%%
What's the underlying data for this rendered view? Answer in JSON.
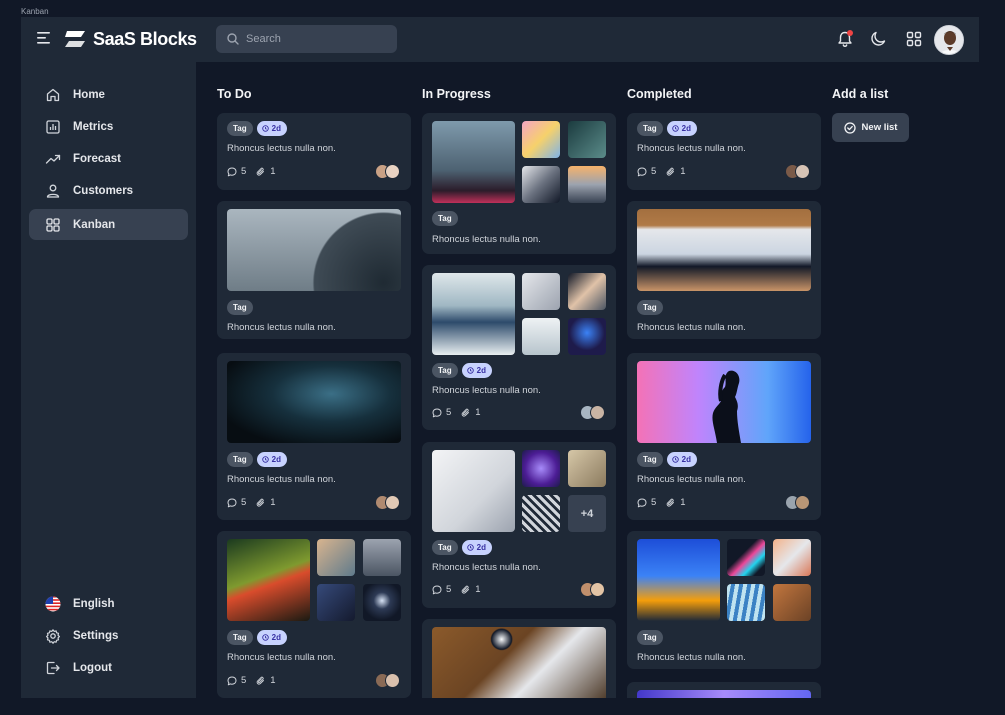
{
  "window": {
    "label": "Kanban"
  },
  "header": {
    "logo_text": "SaaS Blocks",
    "search_placeholder": "Search",
    "icons": [
      "menu-icon",
      "search-icon",
      "bell-icon",
      "moon-icon",
      "apps-grid-icon"
    ],
    "notification_color": "#ef4444"
  },
  "sidebar": {
    "items": [
      {
        "label": "Home",
        "icon": "home-icon",
        "active": false
      },
      {
        "label": "Metrics",
        "icon": "bar-chart-icon",
        "active": false
      },
      {
        "label": "Forecast",
        "icon": "trend-up-icon",
        "active": false
      },
      {
        "label": "Customers",
        "icon": "users-icon",
        "active": false
      },
      {
        "label": "Kanban",
        "icon": "grid-icon",
        "active": true
      }
    ],
    "bottom": [
      {
        "label": "English",
        "icon": "us-flag-icon"
      },
      {
        "label": "Settings",
        "icon": "gear-icon"
      },
      {
        "label": "Logout",
        "icon": "logout-icon"
      }
    ]
  },
  "board": {
    "columns": [
      {
        "title": "To Do"
      },
      {
        "title": "In Progress"
      },
      {
        "title": "Completed"
      },
      {
        "title": "Add a list"
      }
    ],
    "new_list_label": "New list",
    "card": {
      "tag": "Tag",
      "time": "2d",
      "text": "Rhoncus lectus nulla non.",
      "comments": "5",
      "attachments": "1",
      "more_images": "+4"
    }
  },
  "colors": {
    "background": "#111827",
    "panel": "#1f2937",
    "time_badge": "#c7d2fe",
    "tag_badge": "#4b5563"
  }
}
%%
» YOUR OBJECTIVE:
Write the material out again exactly as it appears, dropping the pictures.

» TASK RESPONSE:
What's the underlying data for this rendered view? Answer in JSON.
{
  "window": {
    "label": "Kanban"
  },
  "header": {
    "logo_text": "SaaS Blocks",
    "search_placeholder": "Search",
    "icons": [
      "menu-icon",
      "search-icon",
      "bell-icon",
      "moon-icon",
      "apps-grid-icon"
    ],
    "notification_color": "#ef4444"
  },
  "sidebar": {
    "items": [
      {
        "label": "Home",
        "icon": "home-icon",
        "active": false
      },
      {
        "label": "Metrics",
        "icon": "bar-chart-icon",
        "active": false
      },
      {
        "label": "Forecast",
        "icon": "trend-up-icon",
        "active": false
      },
      {
        "label": "Customers",
        "icon": "users-icon",
        "active": false
      },
      {
        "label": "Kanban",
        "icon": "grid-icon",
        "active": true
      }
    ],
    "bottom": [
      {
        "label": "English",
        "icon": "us-flag-icon"
      },
      {
        "label": "Settings",
        "icon": "gear-icon"
      },
      {
        "label": "Logout",
        "icon": "logout-icon"
      }
    ]
  },
  "board": {
    "columns": [
      {
        "title": "To Do"
      },
      {
        "title": "In Progress"
      },
      {
        "title": "Completed"
      },
      {
        "title": "Add a list"
      }
    ],
    "new_list_label": "New list",
    "card": {
      "tag": "Tag",
      "time": "2d",
      "text": "Rhoncus lectus nulla non.",
      "comments": "5",
      "attachments": "1",
      "more_images": "+4"
    }
  },
  "colors": {
    "background": "#111827",
    "panel": "#1f2937",
    "time_badge": "#c7d2fe",
    "tag_badge": "#4b5563"
  }
}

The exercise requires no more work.